**Given task:** All entries must be repeated exactly; do not include the pictures.

[Recorded data]

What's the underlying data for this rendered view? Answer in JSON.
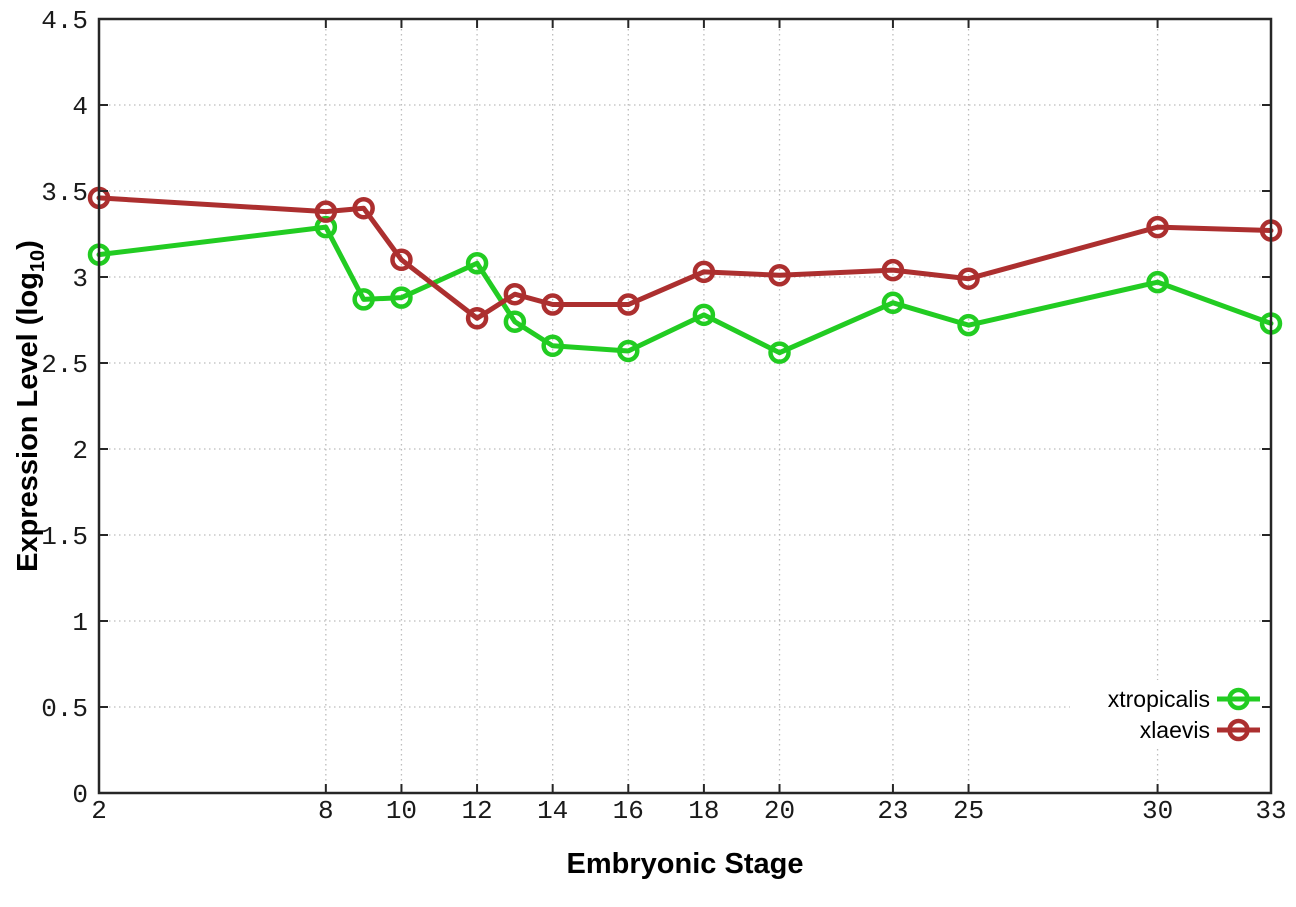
{
  "style": {
    "background": "#ffffff",
    "border_color": "#262626",
    "grid_color": "#bcbcbc",
    "tick_color": "#1a1a1a"
  },
  "chart_data": {
    "type": "line",
    "title": "",
    "xlabel": "Embryonic Stage",
    "ylabel": "Expression Level (log10)",
    "ylabel_parts": {
      "main": "Expression Level (log",
      "sub": "10",
      "close": ")"
    },
    "xlim": [
      2,
      33
    ],
    "ylim": [
      0,
      4.5
    ],
    "grid": true,
    "legend_position": "bottom-right",
    "x": [
      2,
      8,
      9,
      10,
      12,
      13,
      14,
      16,
      18,
      20,
      23,
      25,
      30,
      33
    ],
    "series": [
      {
        "name": "xtropicalis",
        "color": "#22cc22",
        "marker": "open-circle",
        "values": [
          3.13,
          3.29,
          2.87,
          2.88,
          3.08,
          2.74,
          2.6,
          2.57,
          2.78,
          2.56,
          2.85,
          2.72,
          2.97,
          2.73
        ]
      },
      {
        "name": "xlaevis",
        "color": "#ac2f2f",
        "marker": "open-circle",
        "values": [
          3.46,
          3.38,
          3.4,
          3.1,
          2.76,
          2.9,
          2.84,
          2.84,
          3.03,
          3.01,
          3.04,
          2.99,
          3.29,
          3.27
        ]
      }
    ],
    "xticks": {
      "values": [
        2,
        8,
        10,
        12,
        14,
        16,
        18,
        20,
        23,
        25,
        30,
        33
      ],
      "labels": [
        "2",
        "8",
        "10",
        "12",
        "14",
        "16",
        "18",
        "20",
        "23",
        "25",
        "30",
        "33"
      ]
    },
    "yticks": {
      "values": [
        0,
        0.5,
        1,
        1.5,
        2,
        2.5,
        3,
        3.5,
        4,
        4.5
      ],
      "labels": [
        "0",
        "0.5",
        "1",
        "1.5",
        "2",
        "2.5",
        "3",
        "3.5",
        "4",
        "4.5"
      ]
    }
  }
}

**Solution below:**
What's the underlying data for this rendered view? Answer in JSON.
{
  "style": {
    "background": "#ffffff",
    "border_color": "#262626",
    "grid_color": "#bcbcbc",
    "tick_color": "#1a1a1a"
  },
  "chart_data": {
    "type": "line",
    "title": "",
    "xlabel": "Embryonic Stage",
    "ylabel": "Expression Level (log10)",
    "ylabel_parts": {
      "main": "Expression Level (log",
      "sub": "10",
      "close": ")"
    },
    "xlim": [
      2,
      33
    ],
    "ylim": [
      0,
      4.5
    ],
    "grid": true,
    "legend_position": "bottom-right",
    "x": [
      2,
      8,
      9,
      10,
      12,
      13,
      14,
      16,
      18,
      20,
      23,
      25,
      30,
      33
    ],
    "series": [
      {
        "name": "xtropicalis",
        "color": "#22cc22",
        "marker": "open-circle",
        "values": [
          3.13,
          3.29,
          2.87,
          2.88,
          3.08,
          2.74,
          2.6,
          2.57,
          2.78,
          2.56,
          2.85,
          2.72,
          2.97,
          2.73
        ]
      },
      {
        "name": "xlaevis",
        "color": "#ac2f2f",
        "marker": "open-circle",
        "values": [
          3.46,
          3.38,
          3.4,
          3.1,
          2.76,
          2.9,
          2.84,
          2.84,
          3.03,
          3.01,
          3.04,
          2.99,
          3.29,
          3.27
        ]
      }
    ],
    "xticks": {
      "values": [
        2,
        8,
        10,
        12,
        14,
        16,
        18,
        20,
        23,
        25,
        30,
        33
      ],
      "labels": [
        "2",
        "8",
        "10",
        "12",
        "14",
        "16",
        "18",
        "20",
        "23",
        "25",
        "30",
        "33"
      ]
    },
    "yticks": {
      "values": [
        0,
        0.5,
        1,
        1.5,
        2,
        2.5,
        3,
        3.5,
        4,
        4.5
      ],
      "labels": [
        "0",
        "0.5",
        "1",
        "1.5",
        "2",
        "2.5",
        "3",
        "3.5",
        "4",
        "4.5"
      ]
    }
  }
}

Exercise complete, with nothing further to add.